= Task brief =
Look through the records below and give the number of lines holding the string "Earning", nothing more.

============

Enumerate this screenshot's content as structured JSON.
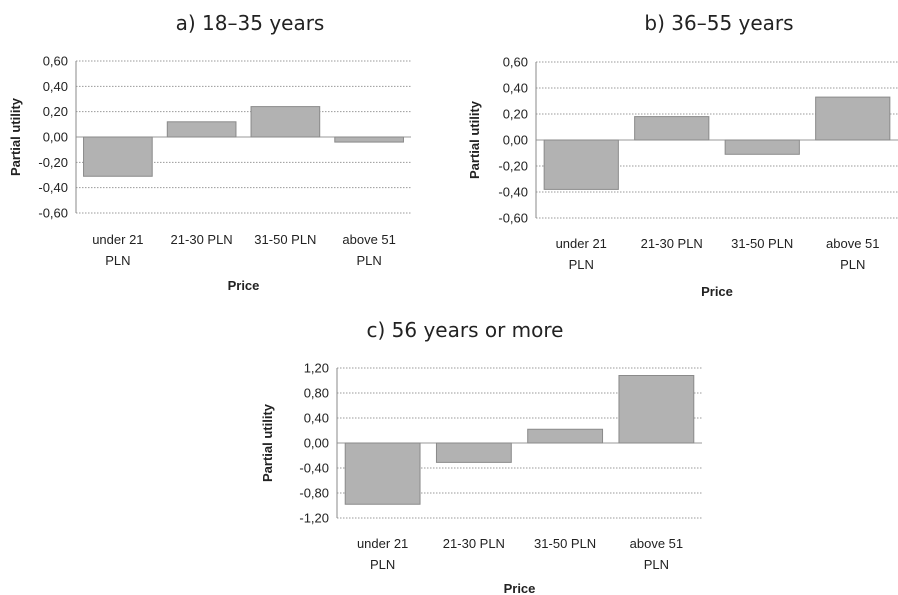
{
  "chart_data": [
    {
      "type": "bar",
      "title": "a) 18–35 years",
      "xlabel": "Price",
      "ylabel": "Partial utility",
      "categories": [
        "under 21 PLN",
        "21-30 PLN",
        "31-50 PLN",
        "above 51 PLN"
      ],
      "values": [
        -0.31,
        0.12,
        0.24,
        -0.04
      ],
      "ylim": [
        -0.6,
        0.6
      ],
      "yticks": [
        "0,60",
        "0,40",
        "0,20",
        "0,00",
        "-0,20",
        "-0,40",
        "-0,60"
      ],
      "bar_color": "#b2b2b2",
      "grid": true
    },
    {
      "type": "bar",
      "title": "b) 36–55 years",
      "xlabel": "Price",
      "ylabel": "Partial utility",
      "categories": [
        "under 21 PLN",
        "21-30 PLN",
        "31-50 PLN",
        "above 51 PLN"
      ],
      "values": [
        -0.38,
        0.18,
        -0.11,
        0.33
      ],
      "ylim": [
        -0.6,
        0.6
      ],
      "yticks": [
        "0,60",
        "0,40",
        "0,20",
        "0,00",
        "-0,20",
        "-0,40",
        "-0,60"
      ],
      "bar_color": "#b2b2b2",
      "grid": true
    },
    {
      "type": "bar",
      "title": "c) 56 years or more",
      "xlabel": "Price",
      "ylabel": "Partial utility",
      "categories": [
        "under 21 PLN",
        "21-30 PLN",
        "31-50 PLN",
        "above 51 PLN"
      ],
      "values": [
        -0.98,
        -0.31,
        0.22,
        1.08
      ],
      "ylim": [
        -1.2,
        1.2
      ],
      "yticks": [
        "1,20",
        "0,80",
        "0,40",
        "0,00",
        "-0,40",
        "-0,80",
        "-1,20"
      ],
      "bar_color": "#b2b2b2",
      "grid": true
    }
  ]
}
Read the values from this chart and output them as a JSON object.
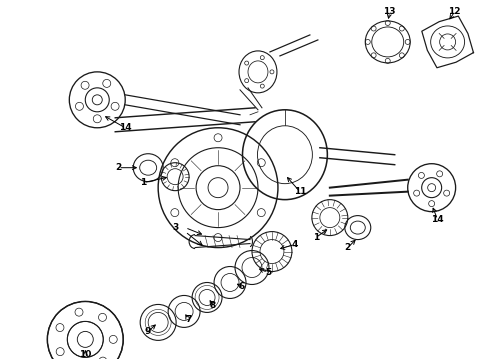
{
  "bg_color": "#ffffff",
  "line_color": "#1a1a1a",
  "label_color": "#000000",
  "label_fontsize": 6.5,
  "fig_width": 4.9,
  "fig_height": 3.6,
  "dpi": 100,
  "xlim": [
    0,
    490
  ],
  "ylim": [
    0,
    360
  ]
}
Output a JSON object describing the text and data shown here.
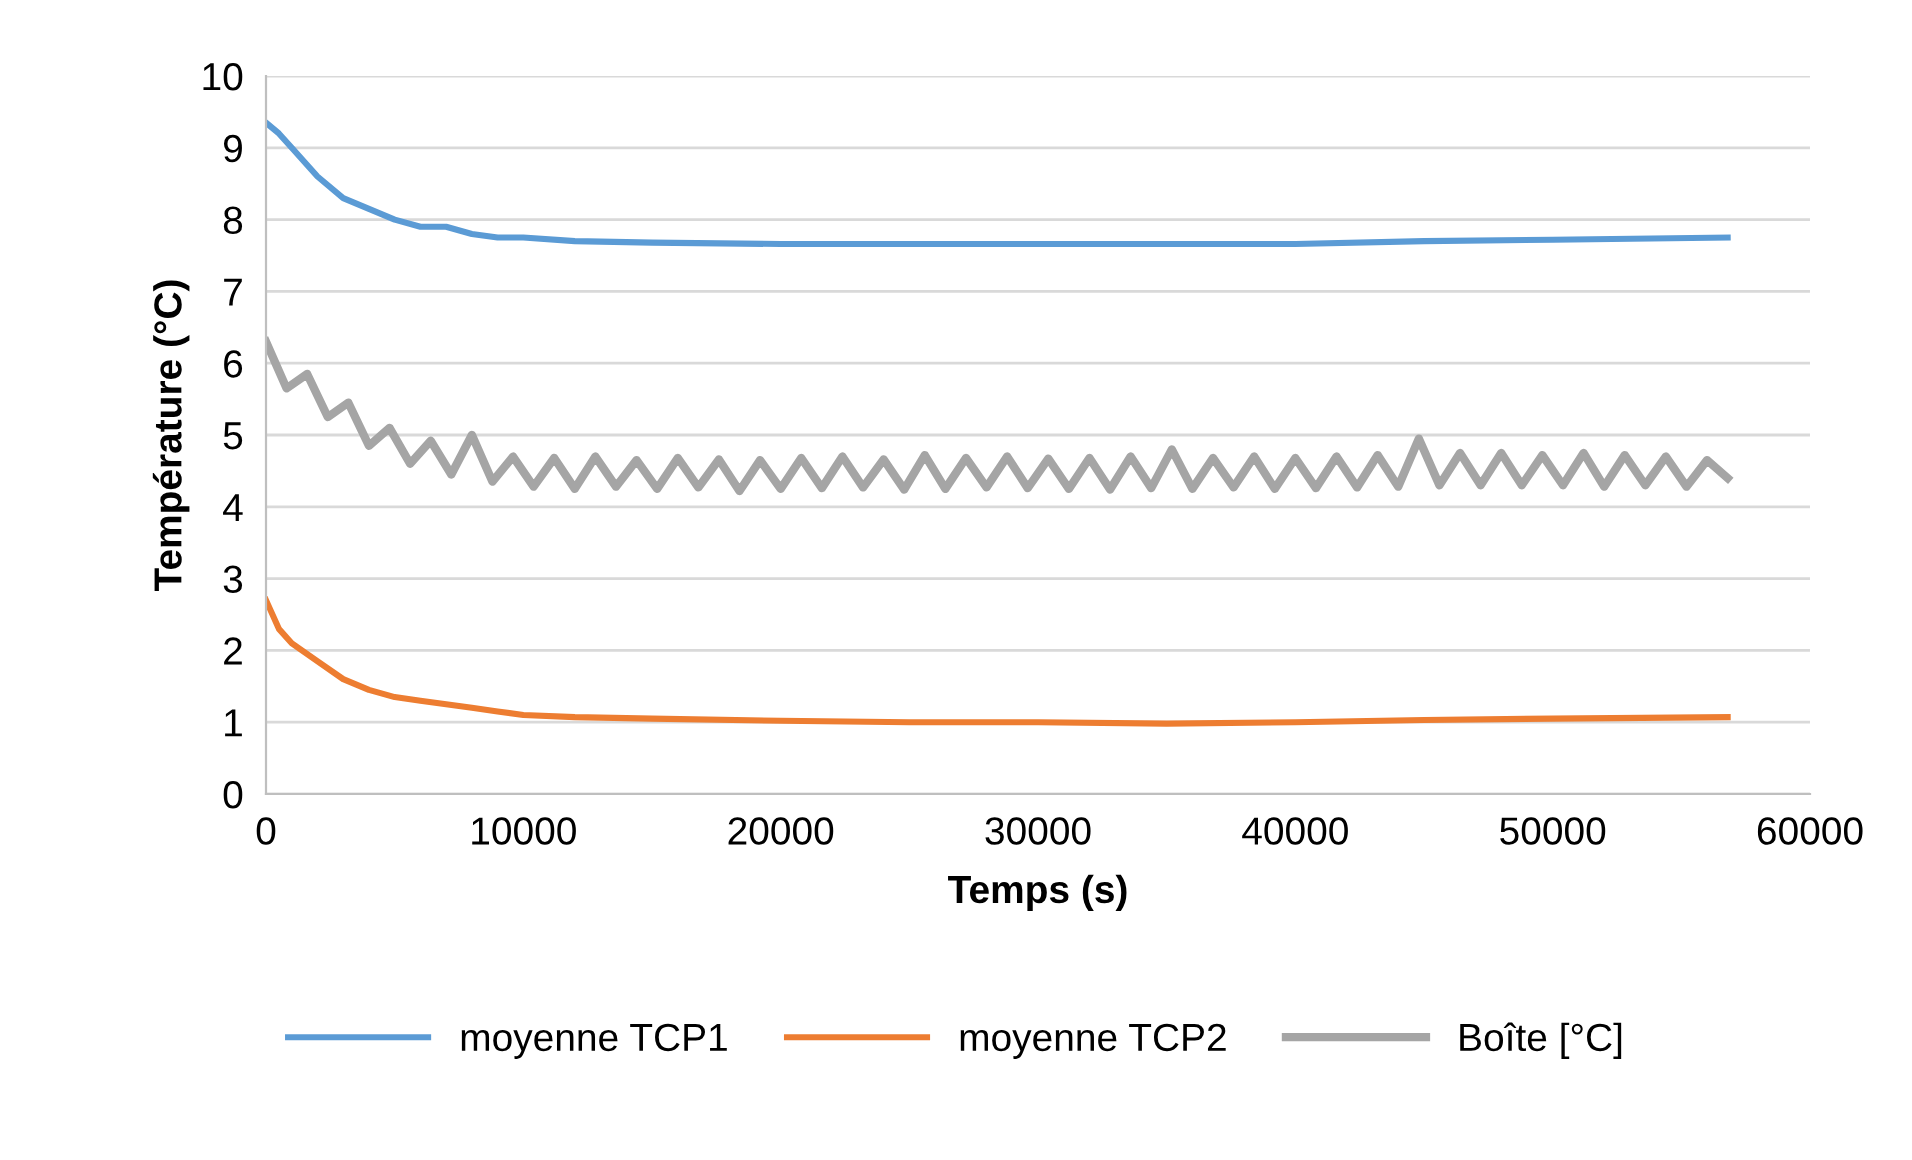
{
  "chart_data": {
    "type": "line",
    "xlabel": "Temps (s)",
    "ylabel": "Température (°C)",
    "xlim": [
      0,
      60000
    ],
    "xticks": [
      0,
      10000,
      20000,
      30000,
      40000,
      50000,
      60000
    ],
    "ylim": [
      0,
      10
    ],
    "yticks": [
      0,
      1,
      2,
      3,
      4,
      5,
      6,
      7,
      8,
      9,
      10
    ],
    "grid": "y",
    "legend": "bottom",
    "marker": "none",
    "line_style": "solid",
    "series": [
      {
        "name": "moyenne TCP1",
        "color": "#5b9bd5",
        "x": [
          0,
          500,
          1000,
          2000,
          3000,
          4000,
          5000,
          6000,
          7000,
          8000,
          9000,
          10000,
          12000,
          15000,
          20000,
          25000,
          30000,
          35000,
          40000,
          45000,
          50000,
          56800
        ],
        "values": [
          9.35,
          9.2,
          9.0,
          8.6,
          8.3,
          8.15,
          8.0,
          7.9,
          7.9,
          7.8,
          7.75,
          7.75,
          7.7,
          7.68,
          7.66,
          7.66,
          7.66,
          7.66,
          7.66,
          7.7,
          7.72,
          7.75
        ]
      },
      {
        "name": "moyenne TCP2",
        "color": "#ed7d31",
        "x": [
          0,
          500,
          1000,
          2000,
          3000,
          4000,
          5000,
          6000,
          7000,
          8000,
          9000,
          10000,
          12000,
          15000,
          20000,
          25000,
          30000,
          35000,
          40000,
          45000,
          50000,
          56800
        ],
        "values": [
          2.7,
          2.3,
          2.1,
          1.85,
          1.6,
          1.45,
          1.35,
          1.3,
          1.25,
          1.2,
          1.15,
          1.1,
          1.07,
          1.05,
          1.02,
          1.0,
          1.0,
          0.98,
          1.0,
          1.03,
          1.05,
          1.07
        ]
      },
      {
        "name": "Boîte [°C]",
        "color": "#a5a5a5",
        "x": [
          0,
          800,
          1600,
          2400,
          3200,
          4000,
          4800,
          5600,
          6400,
          7200,
          8000,
          8800,
          9600,
          10400,
          11200,
          12000,
          12800,
          13600,
          14400,
          15200,
          16000,
          16800,
          17600,
          18400,
          19200,
          20000,
          20800,
          21600,
          22400,
          23200,
          24000,
          24800,
          25600,
          26400,
          27200,
          28000,
          28800,
          29600,
          30400,
          31200,
          32000,
          32800,
          33600,
          34400,
          35200,
          36000,
          36800,
          37600,
          38400,
          39200,
          40000,
          40800,
          41600,
          42400,
          43200,
          44000,
          44800,
          45600,
          46400,
          47200,
          48000,
          48800,
          49600,
          50400,
          51200,
          52000,
          52800,
          53600,
          54400,
          55200,
          56000,
          56800
        ],
        "values": [
          6.3,
          5.65,
          5.85,
          5.25,
          5.45,
          4.85,
          5.1,
          4.6,
          4.92,
          4.45,
          5.0,
          4.35,
          4.7,
          4.28,
          4.68,
          4.25,
          4.7,
          4.28,
          4.65,
          4.25,
          4.68,
          4.27,
          4.66,
          4.22,
          4.65,
          4.25,
          4.68,
          4.26,
          4.7,
          4.27,
          4.66,
          4.24,
          4.72,
          4.25,
          4.68,
          4.27,
          4.7,
          4.26,
          4.67,
          4.25,
          4.68,
          4.24,
          4.7,
          4.26,
          4.8,
          4.25,
          4.68,
          4.27,
          4.7,
          4.25,
          4.68,
          4.26,
          4.7,
          4.27,
          4.72,
          4.28,
          4.95,
          4.3,
          4.75,
          4.3,
          4.75,
          4.3,
          4.72,
          4.3,
          4.75,
          4.28,
          4.72,
          4.3,
          4.7,
          4.28,
          4.65,
          4.4
        ]
      }
    ]
  }
}
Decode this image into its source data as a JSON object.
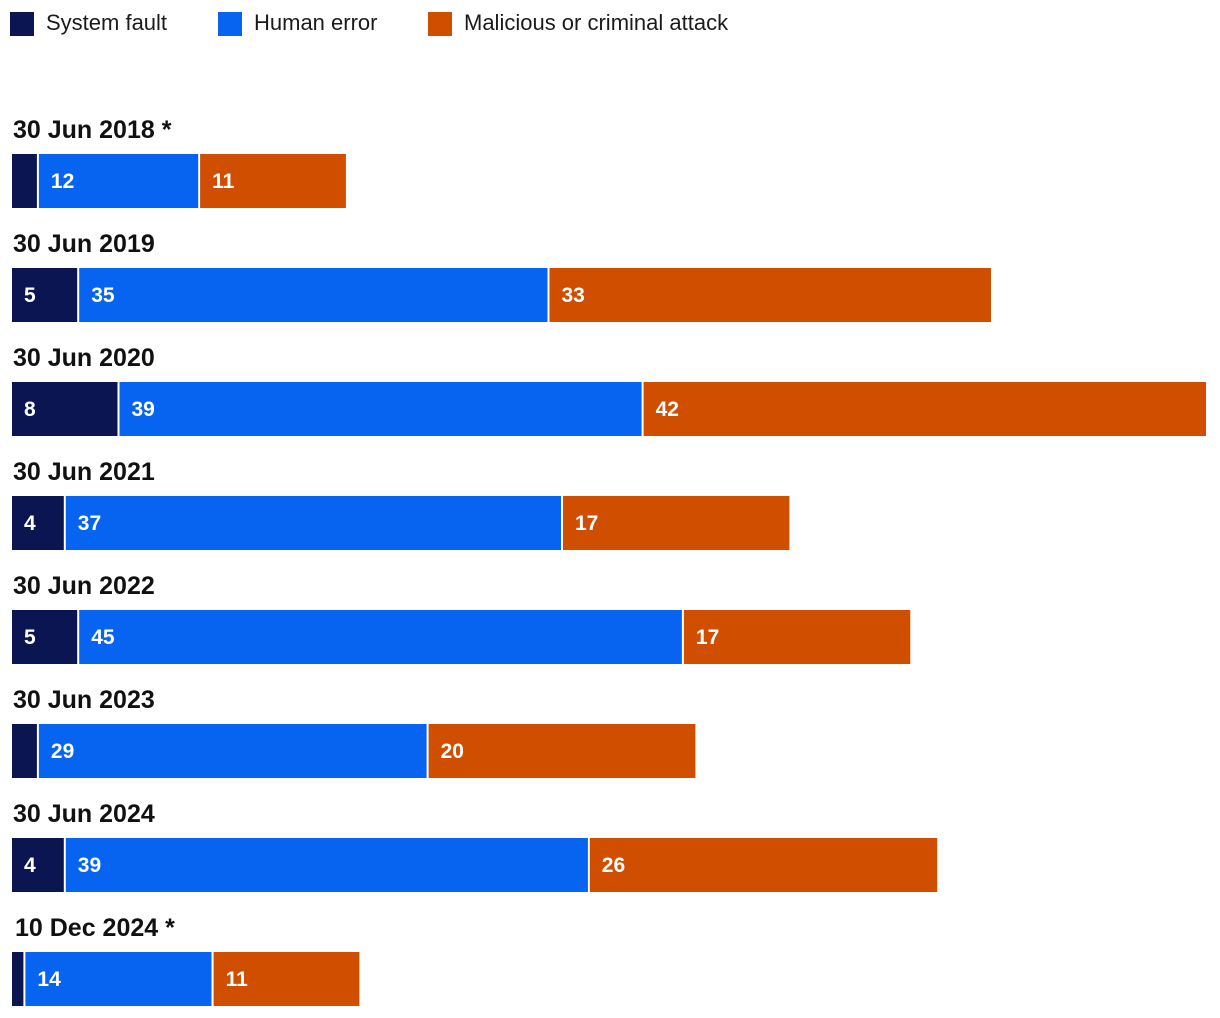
{
  "chart_data": {
    "type": "bar",
    "orientation": "horizontal",
    "stacked": true,
    "legend_position": "top-left",
    "grid": false,
    "series": [
      {
        "name": "System fault",
        "color": "#0a1551",
        "values": [
          2,
          5,
          8,
          4,
          5,
          2,
          4,
          1
        ],
        "labels": [
          "",
          "5",
          "8",
          "4",
          "5",
          "",
          "4",
          ""
        ]
      },
      {
        "name": "Human error",
        "color": "#0764f0",
        "values": [
          12,
          35,
          39,
          37,
          45,
          29,
          39,
          14
        ],
        "labels": [
          "12",
          "35",
          "39",
          "37",
          "45",
          "29",
          "39",
          "14"
        ]
      },
      {
        "name": "Malicious or criminal attack",
        "color": "#d04e00",
        "values": [
          11,
          33,
          42,
          17,
          17,
          20,
          26,
          11
        ],
        "labels": [
          "11",
          "33",
          "42",
          "17",
          "17",
          "20",
          "26",
          "11"
        ]
      }
    ],
    "categories": [
      "30 Jun 2018 *",
      "30 Jun 2019",
      "30 Jun 2020",
      "30 Jun 2021",
      "30 Jun 2022",
      "30 Jun 2023",
      "30 Jun 2024",
      "10 Dec 2024 *"
    ],
    "xlim": [
      0,
      89
    ]
  }
}
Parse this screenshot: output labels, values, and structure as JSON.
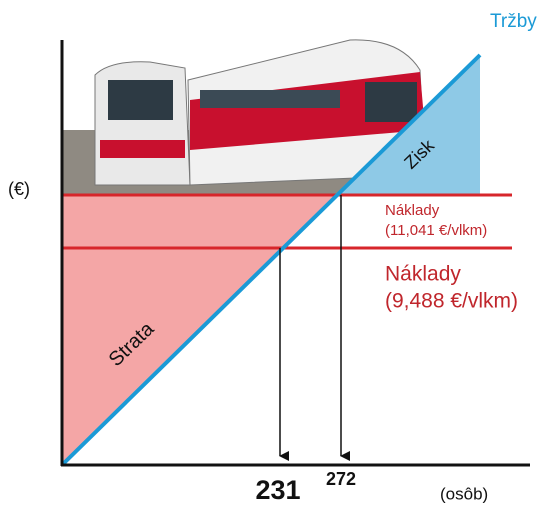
{
  "axis_labels": {
    "y": "(€)",
    "x": "(osôb)"
  },
  "revenue": {
    "label": "Tržby"
  },
  "costs": [
    {
      "label": "Náklady",
      "rate": "(11,041 €/vlkm)"
    },
    {
      "label": "Náklady",
      "rate": "(9,488 €/vlkm)"
    }
  ],
  "regions": {
    "profit": "Zisk",
    "loss": "Strata"
  },
  "break_even": {
    "low": "231",
    "high": "272"
  }
}
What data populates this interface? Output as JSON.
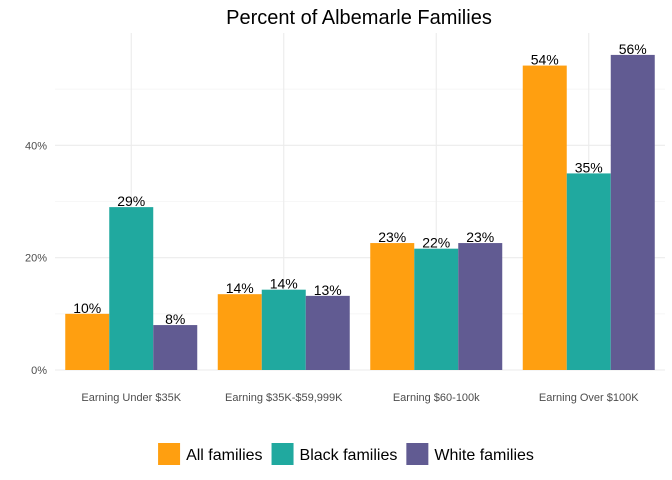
{
  "chart_data": {
    "type": "bar",
    "title": "Percent of Albemarle Families",
    "xlabel": "",
    "ylabel": "",
    "categories": [
      "Earning Under $35K",
      "Earning $35K-$59,999K",
      "Earning $60-100k",
      "Earning Over $100K"
    ],
    "series": [
      {
        "name": "All families",
        "color": "#FF9F10",
        "values": [
          10,
          13.5,
          22.6,
          54.2
        ],
        "labels": [
          "10%",
          "14%",
          "23%",
          "54%"
        ]
      },
      {
        "name": "Black families",
        "color": "#20A99F",
        "values": [
          29,
          14.3,
          21.6,
          35
        ],
        "labels": [
          "29%",
          "14%",
          "22%",
          "35%"
        ]
      },
      {
        "name": "White families",
        "color": "#615B92",
        "values": [
          8,
          13.2,
          22.6,
          56.1
        ],
        "labels": [
          "8%",
          "13%",
          "23%",
          "56%"
        ]
      }
    ],
    "ylim": [
      0,
      60
    ],
    "yticks": [
      0,
      20,
      40
    ],
    "ytick_labels": [
      "0%",
      "20%",
      "40%"
    ],
    "grid": true,
    "legend_position": "bottom"
  }
}
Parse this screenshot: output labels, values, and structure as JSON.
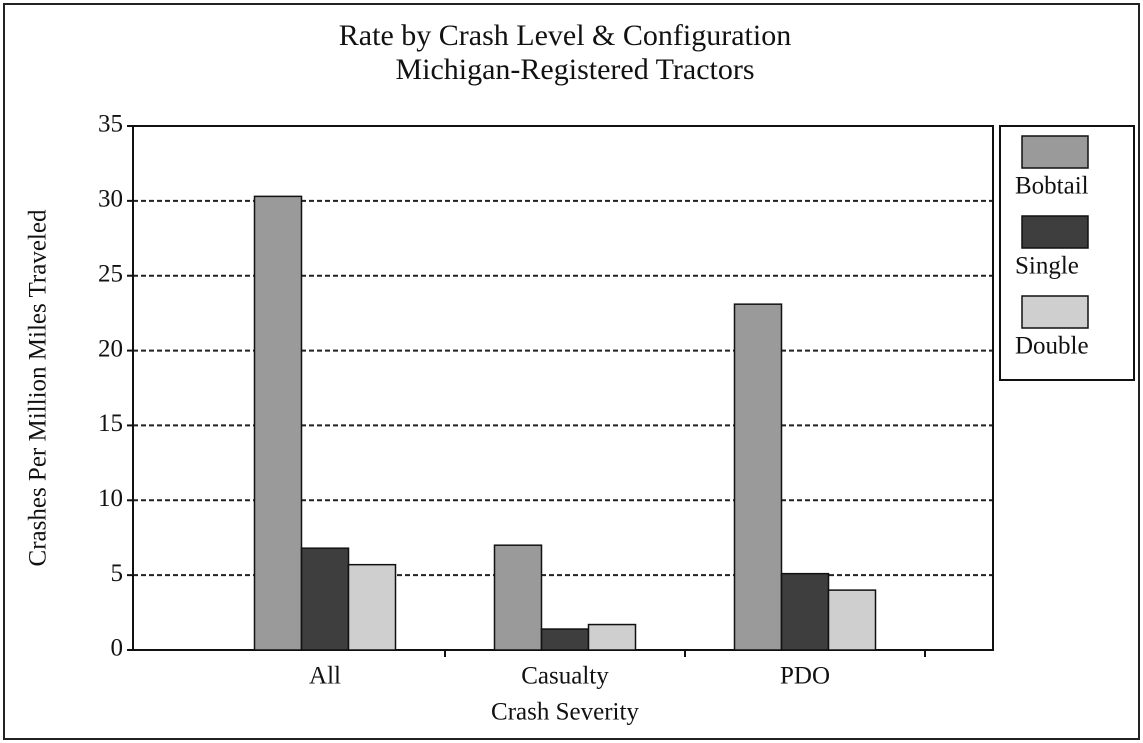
{
  "chart_data": {
    "type": "bar",
    "title": "Rate by Crash Level & Configuration",
    "subtitle": "Michigan-Registered Tractors",
    "x_label": "Crash Severity",
    "y_label": "Crashes Per Million Miles Traveled",
    "categories": [
      "All",
      "Casualty",
      "PDO"
    ],
    "series": [
      {
        "name": "Bobtail",
        "color": "#9a9a9a",
        "values": [
          30.3,
          7.0,
          23.1
        ]
      },
      {
        "name": "Single",
        "color": "#3e3e3e",
        "values": [
          6.8,
          1.4,
          5.1
        ]
      },
      {
        "name": "Double",
        "color": "#cfcfcf",
        "values": [
          5.7,
          1.7,
          4.0
        ]
      }
    ],
    "ylim": [
      0,
      35
    ],
    "yticks": [
      0,
      5,
      10,
      15,
      20,
      25,
      30,
      35
    ],
    "grid": true,
    "legend": "right"
  }
}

============

= Answer to the task =
4